● **Problem statement**: Find every line of the listing below where "overlaps" appears, and copy it.

● **Material provided**:
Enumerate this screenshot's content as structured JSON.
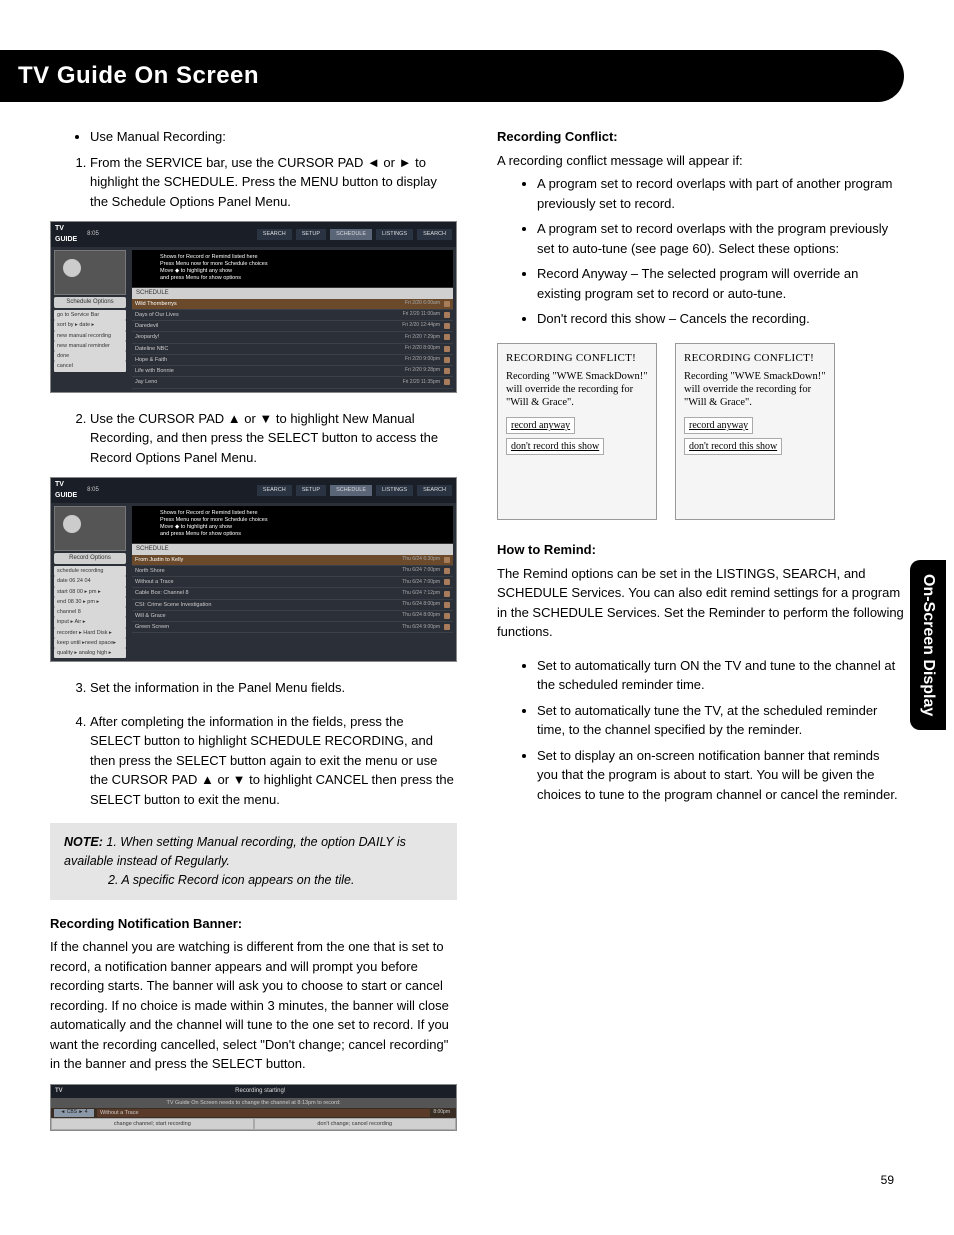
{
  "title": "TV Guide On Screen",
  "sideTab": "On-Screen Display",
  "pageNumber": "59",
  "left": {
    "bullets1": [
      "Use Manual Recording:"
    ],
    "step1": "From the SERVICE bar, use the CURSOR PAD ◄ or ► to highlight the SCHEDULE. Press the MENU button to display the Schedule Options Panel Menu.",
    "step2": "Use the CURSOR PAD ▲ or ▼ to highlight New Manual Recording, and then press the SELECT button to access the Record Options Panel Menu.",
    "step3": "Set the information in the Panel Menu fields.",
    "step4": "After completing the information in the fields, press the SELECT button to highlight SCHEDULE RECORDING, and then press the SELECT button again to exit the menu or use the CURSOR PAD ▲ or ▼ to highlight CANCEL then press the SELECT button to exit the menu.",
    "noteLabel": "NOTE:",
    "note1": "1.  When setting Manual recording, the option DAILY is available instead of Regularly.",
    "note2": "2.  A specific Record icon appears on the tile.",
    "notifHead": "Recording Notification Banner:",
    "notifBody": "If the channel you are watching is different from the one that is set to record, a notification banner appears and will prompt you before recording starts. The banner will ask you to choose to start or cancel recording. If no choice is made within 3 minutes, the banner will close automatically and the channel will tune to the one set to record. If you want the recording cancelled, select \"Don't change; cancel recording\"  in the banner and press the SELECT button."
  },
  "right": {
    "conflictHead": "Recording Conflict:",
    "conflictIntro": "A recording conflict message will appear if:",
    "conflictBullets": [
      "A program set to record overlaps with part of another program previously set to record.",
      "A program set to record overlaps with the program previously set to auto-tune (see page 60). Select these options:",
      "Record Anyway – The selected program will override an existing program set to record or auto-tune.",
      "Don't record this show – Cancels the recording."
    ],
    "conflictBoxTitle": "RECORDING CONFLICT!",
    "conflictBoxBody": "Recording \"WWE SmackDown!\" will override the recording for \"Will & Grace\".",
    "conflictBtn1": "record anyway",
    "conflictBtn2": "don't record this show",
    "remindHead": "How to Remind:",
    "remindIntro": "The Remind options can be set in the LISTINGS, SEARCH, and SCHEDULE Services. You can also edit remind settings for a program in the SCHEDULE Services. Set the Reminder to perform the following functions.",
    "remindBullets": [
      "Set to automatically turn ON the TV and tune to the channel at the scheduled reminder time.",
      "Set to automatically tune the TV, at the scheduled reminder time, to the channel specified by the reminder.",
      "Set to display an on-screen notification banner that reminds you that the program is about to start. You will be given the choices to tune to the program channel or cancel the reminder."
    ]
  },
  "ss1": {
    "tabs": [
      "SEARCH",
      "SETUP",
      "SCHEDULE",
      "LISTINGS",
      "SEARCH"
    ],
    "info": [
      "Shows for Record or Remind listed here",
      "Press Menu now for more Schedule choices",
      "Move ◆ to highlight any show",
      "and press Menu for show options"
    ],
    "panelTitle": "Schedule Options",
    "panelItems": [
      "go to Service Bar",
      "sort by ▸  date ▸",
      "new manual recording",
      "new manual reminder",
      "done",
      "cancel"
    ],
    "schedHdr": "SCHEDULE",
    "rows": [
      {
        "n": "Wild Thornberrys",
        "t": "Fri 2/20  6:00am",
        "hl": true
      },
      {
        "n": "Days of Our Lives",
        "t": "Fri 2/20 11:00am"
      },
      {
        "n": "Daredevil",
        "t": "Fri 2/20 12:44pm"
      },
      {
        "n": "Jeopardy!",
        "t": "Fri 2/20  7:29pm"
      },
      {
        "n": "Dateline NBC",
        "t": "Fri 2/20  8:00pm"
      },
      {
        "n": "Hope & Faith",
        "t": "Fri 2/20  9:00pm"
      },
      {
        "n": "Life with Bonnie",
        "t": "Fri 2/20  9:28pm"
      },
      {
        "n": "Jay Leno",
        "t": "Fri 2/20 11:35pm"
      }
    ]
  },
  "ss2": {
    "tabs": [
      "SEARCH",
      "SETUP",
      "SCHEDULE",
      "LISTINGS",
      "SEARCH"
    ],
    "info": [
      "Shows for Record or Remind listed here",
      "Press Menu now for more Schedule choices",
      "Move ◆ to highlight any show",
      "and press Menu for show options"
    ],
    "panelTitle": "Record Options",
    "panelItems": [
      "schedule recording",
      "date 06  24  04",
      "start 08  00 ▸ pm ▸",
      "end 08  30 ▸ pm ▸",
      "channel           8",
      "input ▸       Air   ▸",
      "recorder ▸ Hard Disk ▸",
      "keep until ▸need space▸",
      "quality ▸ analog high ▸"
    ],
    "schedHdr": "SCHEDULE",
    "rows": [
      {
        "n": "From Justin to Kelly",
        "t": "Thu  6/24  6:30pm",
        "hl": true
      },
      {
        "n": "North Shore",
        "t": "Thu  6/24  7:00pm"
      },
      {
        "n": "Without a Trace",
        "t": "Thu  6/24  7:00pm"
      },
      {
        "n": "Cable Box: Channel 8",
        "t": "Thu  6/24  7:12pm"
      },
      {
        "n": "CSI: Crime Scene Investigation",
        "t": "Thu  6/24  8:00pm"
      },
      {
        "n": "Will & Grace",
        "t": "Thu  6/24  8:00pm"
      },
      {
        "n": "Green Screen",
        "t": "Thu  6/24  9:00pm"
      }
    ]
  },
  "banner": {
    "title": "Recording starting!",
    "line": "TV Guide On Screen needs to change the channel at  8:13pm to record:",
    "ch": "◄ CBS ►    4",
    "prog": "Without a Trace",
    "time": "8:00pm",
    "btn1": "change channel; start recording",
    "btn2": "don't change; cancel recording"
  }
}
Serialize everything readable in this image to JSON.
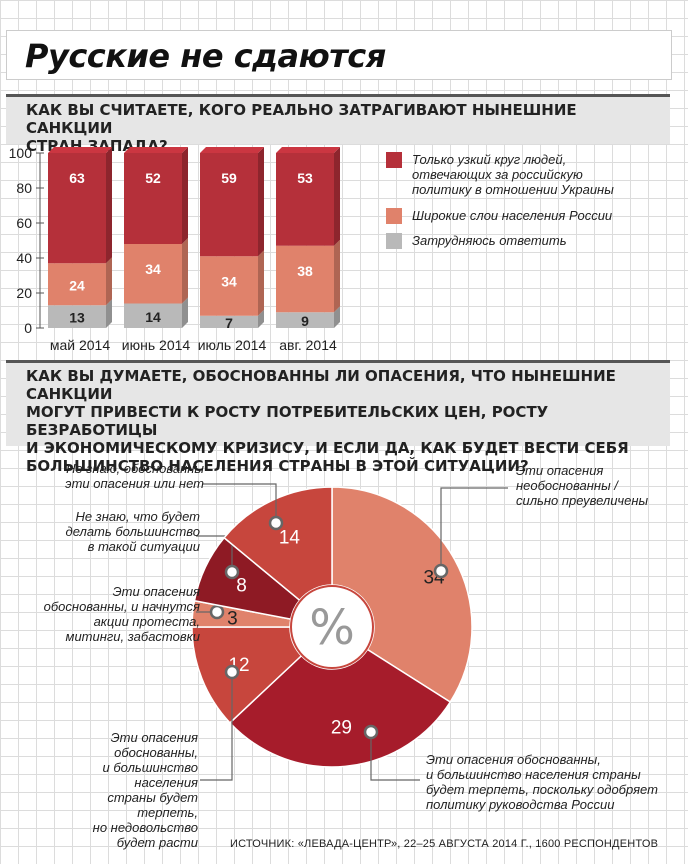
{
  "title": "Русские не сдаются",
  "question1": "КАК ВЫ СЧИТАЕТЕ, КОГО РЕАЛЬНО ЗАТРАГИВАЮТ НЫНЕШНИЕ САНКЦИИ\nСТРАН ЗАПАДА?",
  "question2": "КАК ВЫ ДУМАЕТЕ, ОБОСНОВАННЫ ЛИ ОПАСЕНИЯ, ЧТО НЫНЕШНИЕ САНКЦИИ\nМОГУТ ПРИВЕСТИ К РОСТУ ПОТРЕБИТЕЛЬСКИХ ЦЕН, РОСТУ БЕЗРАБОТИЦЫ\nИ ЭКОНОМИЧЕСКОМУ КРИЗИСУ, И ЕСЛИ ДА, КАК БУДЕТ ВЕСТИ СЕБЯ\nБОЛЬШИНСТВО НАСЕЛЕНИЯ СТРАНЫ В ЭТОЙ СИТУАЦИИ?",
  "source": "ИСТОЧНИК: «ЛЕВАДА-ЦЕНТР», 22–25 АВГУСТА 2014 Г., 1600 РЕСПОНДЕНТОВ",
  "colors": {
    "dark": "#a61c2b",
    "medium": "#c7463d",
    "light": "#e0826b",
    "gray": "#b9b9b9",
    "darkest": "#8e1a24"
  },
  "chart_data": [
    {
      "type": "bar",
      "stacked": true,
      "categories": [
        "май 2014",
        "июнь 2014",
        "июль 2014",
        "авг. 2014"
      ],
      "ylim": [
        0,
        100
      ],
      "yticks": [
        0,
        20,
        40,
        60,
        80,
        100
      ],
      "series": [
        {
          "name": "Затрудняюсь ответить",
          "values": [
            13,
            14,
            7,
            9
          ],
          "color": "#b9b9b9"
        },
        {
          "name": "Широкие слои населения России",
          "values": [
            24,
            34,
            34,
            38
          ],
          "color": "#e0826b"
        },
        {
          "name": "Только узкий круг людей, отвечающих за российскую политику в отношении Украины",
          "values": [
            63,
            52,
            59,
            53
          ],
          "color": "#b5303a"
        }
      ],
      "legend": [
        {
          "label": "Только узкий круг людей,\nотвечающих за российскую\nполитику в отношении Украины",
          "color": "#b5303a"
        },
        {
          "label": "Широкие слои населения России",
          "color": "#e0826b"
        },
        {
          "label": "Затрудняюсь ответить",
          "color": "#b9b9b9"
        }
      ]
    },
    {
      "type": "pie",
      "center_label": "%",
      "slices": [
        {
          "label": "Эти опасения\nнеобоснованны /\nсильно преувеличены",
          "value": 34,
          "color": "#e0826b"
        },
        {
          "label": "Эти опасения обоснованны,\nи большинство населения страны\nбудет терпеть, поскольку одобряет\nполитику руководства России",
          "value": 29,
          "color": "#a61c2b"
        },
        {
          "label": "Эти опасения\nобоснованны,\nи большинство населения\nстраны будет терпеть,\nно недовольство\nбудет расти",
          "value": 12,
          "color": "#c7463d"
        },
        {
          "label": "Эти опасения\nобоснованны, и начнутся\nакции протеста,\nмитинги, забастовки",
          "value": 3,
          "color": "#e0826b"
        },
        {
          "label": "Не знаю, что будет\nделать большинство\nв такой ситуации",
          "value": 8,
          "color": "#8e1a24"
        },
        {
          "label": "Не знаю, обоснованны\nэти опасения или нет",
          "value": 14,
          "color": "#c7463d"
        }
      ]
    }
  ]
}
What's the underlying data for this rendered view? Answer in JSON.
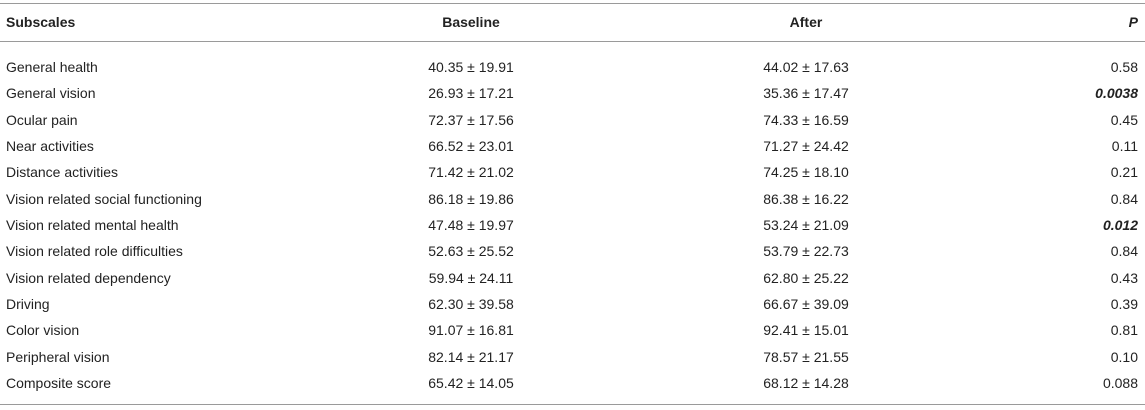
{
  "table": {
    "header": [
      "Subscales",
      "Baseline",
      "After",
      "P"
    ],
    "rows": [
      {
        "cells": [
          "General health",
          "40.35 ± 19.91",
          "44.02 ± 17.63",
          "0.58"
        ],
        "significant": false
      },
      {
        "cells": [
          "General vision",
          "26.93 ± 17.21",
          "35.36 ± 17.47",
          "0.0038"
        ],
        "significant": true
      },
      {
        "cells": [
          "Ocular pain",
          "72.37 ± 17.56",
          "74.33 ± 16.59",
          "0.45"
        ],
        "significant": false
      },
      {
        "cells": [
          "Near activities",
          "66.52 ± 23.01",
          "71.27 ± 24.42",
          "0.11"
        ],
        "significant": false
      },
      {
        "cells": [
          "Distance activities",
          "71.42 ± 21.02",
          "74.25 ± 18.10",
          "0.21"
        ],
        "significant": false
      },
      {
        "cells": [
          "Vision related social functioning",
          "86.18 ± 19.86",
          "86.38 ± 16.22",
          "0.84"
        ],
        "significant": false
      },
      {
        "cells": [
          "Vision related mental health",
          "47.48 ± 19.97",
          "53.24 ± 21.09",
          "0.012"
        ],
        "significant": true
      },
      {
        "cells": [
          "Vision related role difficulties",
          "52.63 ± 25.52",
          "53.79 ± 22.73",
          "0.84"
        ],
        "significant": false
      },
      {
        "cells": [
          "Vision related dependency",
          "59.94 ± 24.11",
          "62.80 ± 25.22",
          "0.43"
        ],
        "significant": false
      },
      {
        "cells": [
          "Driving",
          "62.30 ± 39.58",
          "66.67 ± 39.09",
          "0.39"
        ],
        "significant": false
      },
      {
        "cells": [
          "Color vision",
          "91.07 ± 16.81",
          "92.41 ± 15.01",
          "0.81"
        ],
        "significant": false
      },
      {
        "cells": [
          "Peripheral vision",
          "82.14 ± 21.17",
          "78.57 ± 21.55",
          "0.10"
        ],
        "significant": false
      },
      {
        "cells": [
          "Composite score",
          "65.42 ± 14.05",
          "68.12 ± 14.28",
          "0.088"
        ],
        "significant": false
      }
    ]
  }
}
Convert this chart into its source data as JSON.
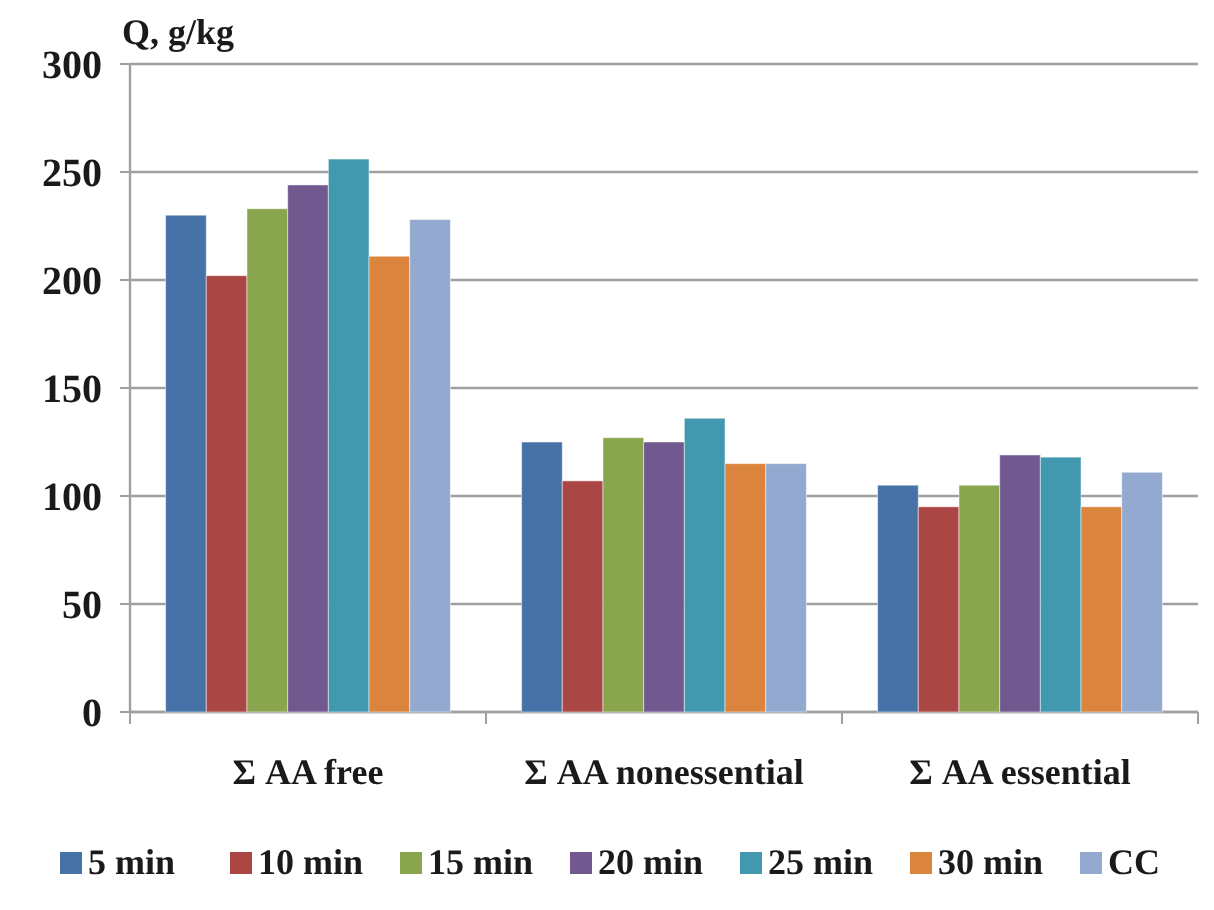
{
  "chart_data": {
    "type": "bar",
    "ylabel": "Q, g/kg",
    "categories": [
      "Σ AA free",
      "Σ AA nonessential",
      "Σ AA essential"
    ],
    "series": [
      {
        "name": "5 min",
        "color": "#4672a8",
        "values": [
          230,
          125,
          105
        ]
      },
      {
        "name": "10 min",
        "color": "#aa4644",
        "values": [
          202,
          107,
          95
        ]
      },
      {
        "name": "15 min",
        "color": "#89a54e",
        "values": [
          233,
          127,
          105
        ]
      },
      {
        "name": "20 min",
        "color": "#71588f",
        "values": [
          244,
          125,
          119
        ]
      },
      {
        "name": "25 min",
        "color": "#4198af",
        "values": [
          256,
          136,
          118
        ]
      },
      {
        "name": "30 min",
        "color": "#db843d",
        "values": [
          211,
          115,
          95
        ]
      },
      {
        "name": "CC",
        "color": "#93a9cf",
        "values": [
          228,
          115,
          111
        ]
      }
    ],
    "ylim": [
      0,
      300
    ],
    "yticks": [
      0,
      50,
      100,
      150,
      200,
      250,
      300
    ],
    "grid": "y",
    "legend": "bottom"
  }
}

● **Correct answer**:
      "A program set to record overlaps with part of another program previously set to record.",
      "A program set to record overlaps with the program previously set to auto-tune (see page 60). Select these options:",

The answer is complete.